Aim of the exercise: Print the listing as it stands, omitting all images.

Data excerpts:
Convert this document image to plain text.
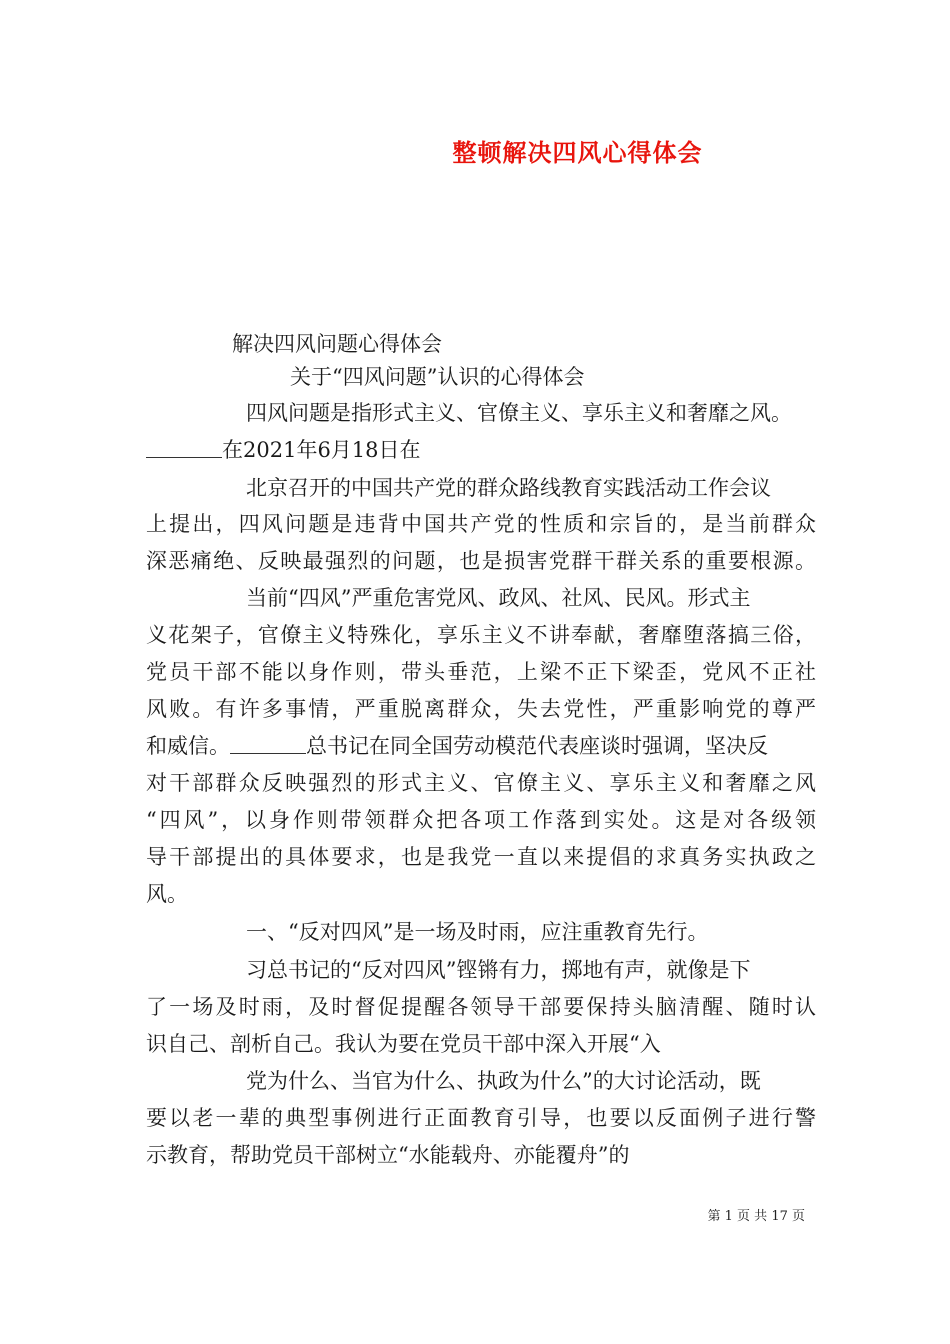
整顿解决四风心得体会
解决四风问题心得体会
关于“四风问题”认识的心得体会
四风问题是指形式主义、官僚主义、享乐主义和奢靡之风。
在2021年6月18日在
北京召开的中国共产党的群众路线教育实践活动工作会议
上提出，四风问题是违背中国共产党的性质和宗旨的，是当前群众
深恶痛绝、反映最强烈的问题，也是损害党群干群关系的重要根源。
当前“四风”严重危害党风、政风、社风、民风。形式主
义花架子，官僚主义特殊化，享乐主义不讲奉献，奢靡堕落搞三俗，
党员干部不能以身作则，带头垂范，上梁不正下梁歪，党风不正社
风败。有许多事情，严重脱离群众，失去党性，严重影响党的尊严
和威信。	总书记在同全国劳动模范代表座谈时强调，坚决反
对干部群众反映强烈的形式主义、官僚主义、享乐主义和奢靡之风
“四风”，以身作则带领群众把各项工作落到实处。这是对各级领
导干部提出的具体要求，也是我党一直以来提倡的求真务实执政之
风。
一、“反对四风”是一场及时雨，应注重教育先行。
习总书记的“反对四风”铿锵有力，掷地有声，就像是下
了一场及时雨，及时督促提醒各领导干部要保持头脑清醒、随时认
识自己、剖析自己。我认为要在党员干部中深入开展“入
党为什么、当官为什么、执政为什么”的大讨论活动，既
要以老一辈的典型事例进行正面教育引导，也要以反面例子进行警
示教育，帮助党员干部树立“水能载舟、亦能覆舟”的
第 1 页 共 17 页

Result for this exercise:
Convert this document image to plain text.
整顿解决四风心得体会
解决四风问题心得体会
关于“四风问题”认识的心得体会
四风问题是指形式主义、官僚主义、享乐主义和奢靡之风。
在2021年6月18日在
北京召开的中国共产党的群众路线教育实践活动工作会议
上提出，四风问题是违背中国共产党的性质和宗旨的，是当前群众
深恶痛绝、反映最强烈的问题，也是损害党群干群关系的重要根源。
当前“四风”严重危害党风、政风、社风、民风。形式主
义花架子，官僚主义特殊化，享乐主义不讲奉献，奢靡堕落搞三俗，
党员干部不能以身作则，带头垂范，上梁不正下梁歪，党风不正社
风败。有许多事情，严重脱离群众，失去党性，严重影响党的尊严
和威信。	总书记在同全国劳动模范代表座谈时强调，坚决反
对干部群众反映强烈的形式主义、官僚主义、享乐主义和奢靡之风
“四风”，以身作则带领群众把各项工作落到实处。这是对各级领
导干部提出的具体要求，也是我党一直以来提倡的求真务实执政之
风。
一、“反对四风”是一场及时雨，应注重教育先行。
习总书记的“反对四风”铿锵有力，掷地有声，就像是下
了一场及时雨，及时督促提醒各领导干部要保持头脑清醒、随时认
识自己、剖析自己。我认为要在党员干部中深入开展“入
党为什么、当官为什么、执政为什么”的大讨论活动，既
要以老一辈的典型事例进行正面教育引导，也要以反面例子进行警
示教育，帮助党员干部树立“水能载舟、亦能覆舟”的
第 1 页 共 17 页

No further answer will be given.